* TASK OBJECTIVE *
Leave out the pictures and return every entry exactly as it appears.

Items from a data source:
>>>

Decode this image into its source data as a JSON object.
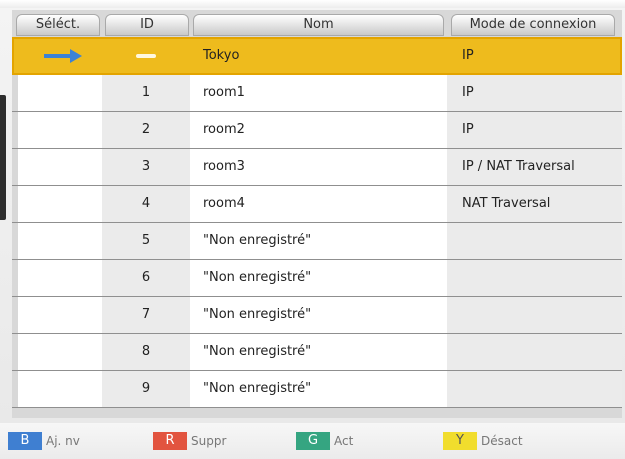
{
  "columns": {
    "select": "Séléct.",
    "id": "ID",
    "name": "Nom",
    "mode": "Mode de connexion"
  },
  "rows": [
    {
      "id": "",
      "name": "Tokyo",
      "mode": "IP",
      "selected": true
    },
    {
      "id": "1",
      "name": "room1",
      "mode": "IP"
    },
    {
      "id": "2",
      "name": "room2",
      "mode": "IP"
    },
    {
      "id": "3",
      "name": "room3",
      "mode": "IP / NAT Traversal"
    },
    {
      "id": "4",
      "name": "room4",
      "mode": "NAT Traversal"
    },
    {
      "id": "5",
      "name": "\"Non enregistré\"",
      "mode": ""
    },
    {
      "id": "6",
      "name": "\"Non enregistré\"",
      "mode": ""
    },
    {
      "id": "7",
      "name": "\"Non enregistré\"",
      "mode": ""
    },
    {
      "id": "8",
      "name": "\"Non enregistré\"",
      "mode": ""
    },
    {
      "id": "9",
      "name": "\"Non enregistré\"",
      "mode": ""
    }
  ],
  "footer": {
    "keys": [
      {
        "key": "B",
        "label": "Aj. nv",
        "color": "#3f7fd1"
      },
      {
        "key": "R",
        "label": "Suppr",
        "color": "#e2543f"
      },
      {
        "key": "G",
        "label": "Act",
        "color": "#35a581"
      },
      {
        "key": "Y",
        "label": "Désact",
        "color": "#f1dd2d"
      }
    ]
  },
  "colors": {
    "selection": "#eebb1d",
    "arrow": "#3b82d6"
  },
  "icons": {
    "selected_row_marker": "right-arrow-icon",
    "self_id_marker": "dash-icon"
  }
}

<<<

* RESPONSE *
Decode this image into its source data as a JSON object.
{
  "columns": {
    "select": "Séléct.",
    "id": "ID",
    "name": "Nom",
    "mode": "Mode de connexion"
  },
  "rows": [
    {
      "id": "",
      "name": "Tokyo",
      "mode": "IP",
      "selected": true
    },
    {
      "id": "1",
      "name": "room1",
      "mode": "IP"
    },
    {
      "id": "2",
      "name": "room2",
      "mode": "IP"
    },
    {
      "id": "3",
      "name": "room3",
      "mode": "IP / NAT Traversal"
    },
    {
      "id": "4",
      "name": "room4",
      "mode": "NAT Traversal"
    },
    {
      "id": "5",
      "name": "\"Non enregistré\"",
      "mode": ""
    },
    {
      "id": "6",
      "name": "\"Non enregistré\"",
      "mode": ""
    },
    {
      "id": "7",
      "name": "\"Non enregistré\"",
      "mode": ""
    },
    {
      "id": "8",
      "name": "\"Non enregistré\"",
      "mode": ""
    },
    {
      "id": "9",
      "name": "\"Non enregistré\"",
      "mode": ""
    }
  ],
  "footer": {
    "keys": [
      {
        "key": "B",
        "label": "Aj. nv",
        "color": "#3f7fd1"
      },
      {
        "key": "R",
        "label": "Suppr",
        "color": "#e2543f"
      },
      {
        "key": "G",
        "label": "Act",
        "color": "#35a581"
      },
      {
        "key": "Y",
        "label": "Désact",
        "color": "#f1dd2d"
      }
    ]
  },
  "colors": {
    "selection": "#eebb1d",
    "arrow": "#3b82d6"
  },
  "icons": {
    "selected_row_marker": "right-arrow-icon",
    "self_id_marker": "dash-icon"
  }
}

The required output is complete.